:: PROVIDED ENTRIES ::

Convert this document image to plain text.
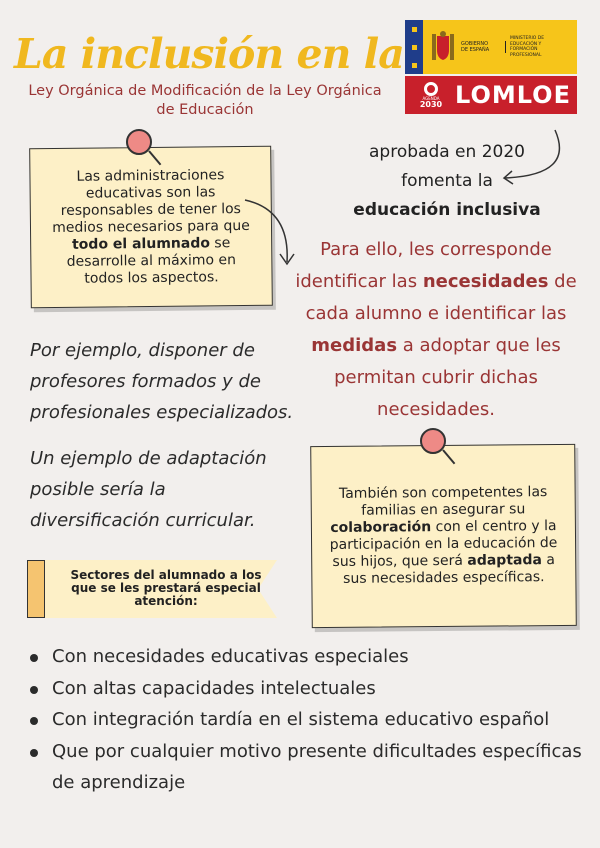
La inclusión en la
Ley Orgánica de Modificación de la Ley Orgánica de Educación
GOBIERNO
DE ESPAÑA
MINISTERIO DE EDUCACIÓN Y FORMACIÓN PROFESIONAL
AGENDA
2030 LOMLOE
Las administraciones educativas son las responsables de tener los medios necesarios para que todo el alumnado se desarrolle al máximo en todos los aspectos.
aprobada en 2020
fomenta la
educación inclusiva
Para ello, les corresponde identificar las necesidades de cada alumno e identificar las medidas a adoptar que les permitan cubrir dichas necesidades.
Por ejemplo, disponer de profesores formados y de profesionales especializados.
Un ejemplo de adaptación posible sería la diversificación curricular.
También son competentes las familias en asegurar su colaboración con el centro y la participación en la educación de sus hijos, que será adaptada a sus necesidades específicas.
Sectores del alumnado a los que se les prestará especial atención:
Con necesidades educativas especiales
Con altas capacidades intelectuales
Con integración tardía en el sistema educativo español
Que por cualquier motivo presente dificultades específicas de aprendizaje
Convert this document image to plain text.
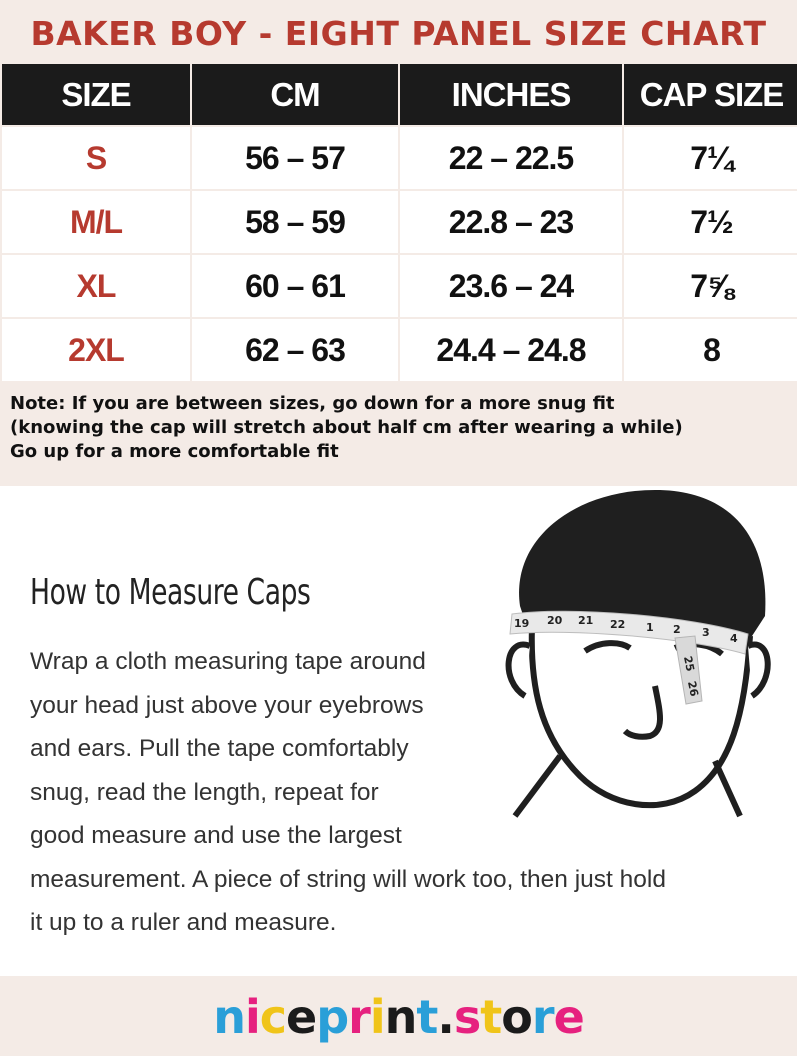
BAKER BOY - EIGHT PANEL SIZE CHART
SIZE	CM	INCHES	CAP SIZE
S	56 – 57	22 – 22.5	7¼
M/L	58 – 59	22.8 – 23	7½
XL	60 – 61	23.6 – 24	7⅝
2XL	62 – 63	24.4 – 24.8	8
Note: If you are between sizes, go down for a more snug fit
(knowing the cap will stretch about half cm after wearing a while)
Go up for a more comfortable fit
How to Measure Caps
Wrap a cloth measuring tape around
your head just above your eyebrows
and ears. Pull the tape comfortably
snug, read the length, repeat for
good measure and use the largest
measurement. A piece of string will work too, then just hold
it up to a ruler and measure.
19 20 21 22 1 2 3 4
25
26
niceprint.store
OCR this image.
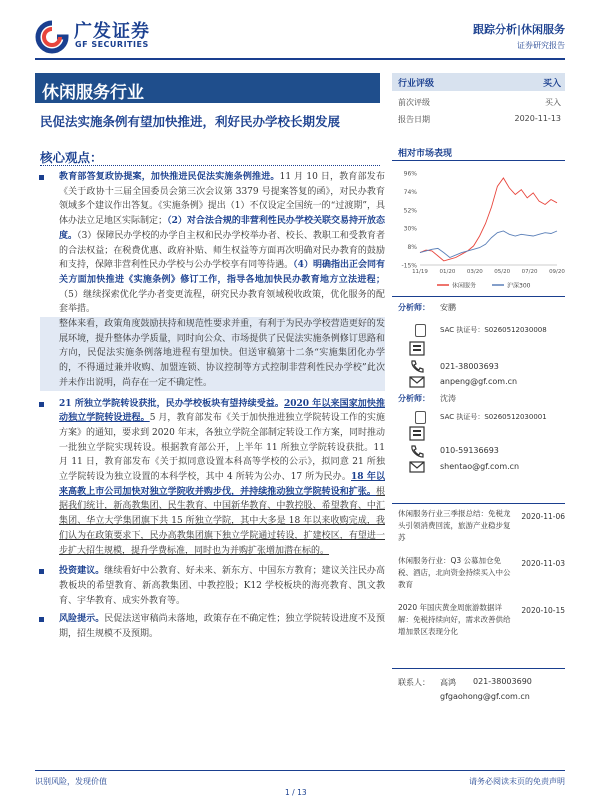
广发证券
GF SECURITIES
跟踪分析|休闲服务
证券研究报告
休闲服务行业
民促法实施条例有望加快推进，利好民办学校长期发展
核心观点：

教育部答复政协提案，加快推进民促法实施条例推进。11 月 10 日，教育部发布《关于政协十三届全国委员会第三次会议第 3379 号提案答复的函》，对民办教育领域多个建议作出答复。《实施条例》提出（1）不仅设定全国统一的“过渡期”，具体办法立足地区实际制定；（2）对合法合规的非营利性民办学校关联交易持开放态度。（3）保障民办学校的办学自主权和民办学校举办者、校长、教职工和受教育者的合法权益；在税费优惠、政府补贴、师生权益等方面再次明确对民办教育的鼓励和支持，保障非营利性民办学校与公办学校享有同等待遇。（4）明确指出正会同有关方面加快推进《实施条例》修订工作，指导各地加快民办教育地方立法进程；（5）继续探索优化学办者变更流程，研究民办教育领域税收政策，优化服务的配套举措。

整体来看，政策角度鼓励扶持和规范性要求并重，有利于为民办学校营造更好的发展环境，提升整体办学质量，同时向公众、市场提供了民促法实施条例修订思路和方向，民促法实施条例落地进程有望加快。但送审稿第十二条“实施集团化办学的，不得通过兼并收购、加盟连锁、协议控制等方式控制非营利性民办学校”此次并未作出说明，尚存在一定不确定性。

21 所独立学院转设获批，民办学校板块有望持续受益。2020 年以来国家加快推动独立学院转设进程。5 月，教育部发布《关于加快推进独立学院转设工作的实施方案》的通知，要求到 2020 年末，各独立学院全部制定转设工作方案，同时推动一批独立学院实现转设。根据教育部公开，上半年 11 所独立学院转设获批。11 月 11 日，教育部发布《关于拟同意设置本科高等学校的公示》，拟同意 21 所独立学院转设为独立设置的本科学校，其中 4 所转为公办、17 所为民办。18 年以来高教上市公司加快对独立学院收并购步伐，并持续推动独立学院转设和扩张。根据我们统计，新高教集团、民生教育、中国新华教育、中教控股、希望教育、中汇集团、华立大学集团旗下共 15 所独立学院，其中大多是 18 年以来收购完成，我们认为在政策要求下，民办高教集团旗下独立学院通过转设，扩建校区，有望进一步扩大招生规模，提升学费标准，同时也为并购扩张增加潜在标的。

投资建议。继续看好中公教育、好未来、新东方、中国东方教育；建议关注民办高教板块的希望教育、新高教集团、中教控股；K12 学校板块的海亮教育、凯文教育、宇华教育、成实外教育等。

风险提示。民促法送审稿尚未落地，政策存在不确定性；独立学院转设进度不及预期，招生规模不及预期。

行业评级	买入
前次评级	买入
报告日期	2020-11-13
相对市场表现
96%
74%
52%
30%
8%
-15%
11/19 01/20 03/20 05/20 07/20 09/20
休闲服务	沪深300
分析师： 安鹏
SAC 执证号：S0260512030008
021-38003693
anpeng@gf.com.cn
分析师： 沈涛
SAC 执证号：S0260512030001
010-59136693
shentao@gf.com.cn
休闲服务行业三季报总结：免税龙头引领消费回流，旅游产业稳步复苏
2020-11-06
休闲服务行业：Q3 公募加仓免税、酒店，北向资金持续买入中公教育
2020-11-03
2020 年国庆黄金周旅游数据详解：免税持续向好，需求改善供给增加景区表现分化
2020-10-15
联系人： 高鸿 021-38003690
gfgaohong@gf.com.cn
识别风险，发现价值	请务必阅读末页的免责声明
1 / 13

:::

Report the number of lines of the listing above that hold the string "more", with no other text.

* IN RESPONSE: 2